Prompt:
Count the lines that hold the string "tree". Reply with the number alone.

Record excerpts:
::::
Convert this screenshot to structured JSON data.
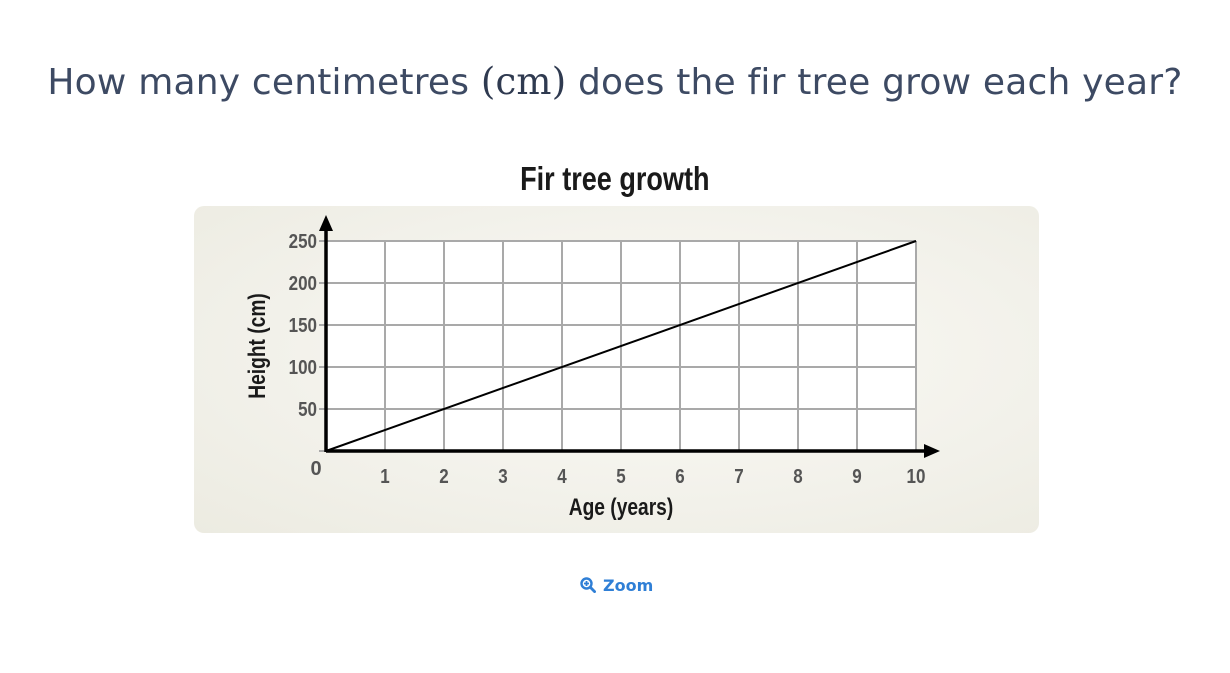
{
  "question": {
    "text_before": "How many centimetres ",
    "unit": "(cm)",
    "text_after": " does the fir tree grow each year?"
  },
  "zoom": {
    "label": "Zoom",
    "icon": "zoom-in-icon"
  },
  "colors": {
    "grid": "#a9a9a9",
    "axis": "#000000",
    "tick_label": "#555555",
    "link": "#2f7fd6"
  },
  "chart_data": {
    "type": "line",
    "title": "Fir tree growth",
    "xlabel": "Age (years)",
    "ylabel": "Height (cm)",
    "xlim": [
      0,
      10
    ],
    "ylim": [
      0,
      250
    ],
    "x_ticks": [
      1,
      2,
      3,
      4,
      5,
      6,
      7,
      8,
      9,
      10
    ],
    "y_ticks": [
      50,
      100,
      150,
      200,
      250
    ],
    "origin_label": "0",
    "grid": true,
    "series": [
      {
        "x": [
          0,
          10
        ],
        "y": [
          0,
          250
        ]
      }
    ]
  }
}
::::
Response to the task:
2